#### Requirement
Find the lines with "data" in them and copy them out.

[Start]

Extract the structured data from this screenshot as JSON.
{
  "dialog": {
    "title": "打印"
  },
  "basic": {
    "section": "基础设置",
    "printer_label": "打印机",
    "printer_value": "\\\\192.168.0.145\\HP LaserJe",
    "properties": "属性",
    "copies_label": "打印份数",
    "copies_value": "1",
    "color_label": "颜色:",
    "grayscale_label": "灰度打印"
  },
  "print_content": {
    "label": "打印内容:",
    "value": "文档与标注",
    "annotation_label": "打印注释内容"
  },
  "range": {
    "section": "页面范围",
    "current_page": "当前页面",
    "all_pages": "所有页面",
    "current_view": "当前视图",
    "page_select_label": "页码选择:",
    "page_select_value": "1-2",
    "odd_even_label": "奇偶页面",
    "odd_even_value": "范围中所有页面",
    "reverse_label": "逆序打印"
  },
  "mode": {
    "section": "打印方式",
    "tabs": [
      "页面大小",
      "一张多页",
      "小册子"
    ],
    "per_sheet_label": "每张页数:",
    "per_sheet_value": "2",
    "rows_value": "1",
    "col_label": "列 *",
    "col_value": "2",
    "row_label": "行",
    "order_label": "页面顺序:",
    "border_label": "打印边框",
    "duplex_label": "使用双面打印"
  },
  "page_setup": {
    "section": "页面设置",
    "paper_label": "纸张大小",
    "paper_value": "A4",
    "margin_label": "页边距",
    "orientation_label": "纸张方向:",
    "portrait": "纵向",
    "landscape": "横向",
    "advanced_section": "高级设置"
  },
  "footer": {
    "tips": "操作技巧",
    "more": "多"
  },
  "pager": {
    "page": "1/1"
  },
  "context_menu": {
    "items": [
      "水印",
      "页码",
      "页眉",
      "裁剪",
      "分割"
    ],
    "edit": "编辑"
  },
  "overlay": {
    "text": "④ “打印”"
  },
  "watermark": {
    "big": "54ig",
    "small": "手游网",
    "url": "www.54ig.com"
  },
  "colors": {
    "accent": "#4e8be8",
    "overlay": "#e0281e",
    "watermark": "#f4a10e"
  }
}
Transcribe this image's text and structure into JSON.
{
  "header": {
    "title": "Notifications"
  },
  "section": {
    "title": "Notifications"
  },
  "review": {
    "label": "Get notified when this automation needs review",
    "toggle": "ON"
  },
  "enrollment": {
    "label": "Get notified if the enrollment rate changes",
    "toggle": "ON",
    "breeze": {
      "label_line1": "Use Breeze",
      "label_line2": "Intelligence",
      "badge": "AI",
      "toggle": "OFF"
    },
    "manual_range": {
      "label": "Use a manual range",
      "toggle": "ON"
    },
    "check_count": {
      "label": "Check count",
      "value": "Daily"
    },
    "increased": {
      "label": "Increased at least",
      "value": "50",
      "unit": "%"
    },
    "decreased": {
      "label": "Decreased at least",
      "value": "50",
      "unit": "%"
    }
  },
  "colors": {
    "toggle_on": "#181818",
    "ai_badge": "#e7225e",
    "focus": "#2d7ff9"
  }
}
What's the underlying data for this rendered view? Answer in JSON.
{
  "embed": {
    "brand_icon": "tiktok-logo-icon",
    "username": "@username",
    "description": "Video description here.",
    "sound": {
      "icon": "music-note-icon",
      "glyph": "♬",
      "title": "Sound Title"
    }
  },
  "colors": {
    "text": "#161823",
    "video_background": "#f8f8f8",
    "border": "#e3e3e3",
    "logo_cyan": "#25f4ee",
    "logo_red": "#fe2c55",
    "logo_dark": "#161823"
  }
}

[End]

#### Solution for this task
Extract the structured data from this screenshot as JSON.
What's the underlying data for this rendered view? Answer in JSON.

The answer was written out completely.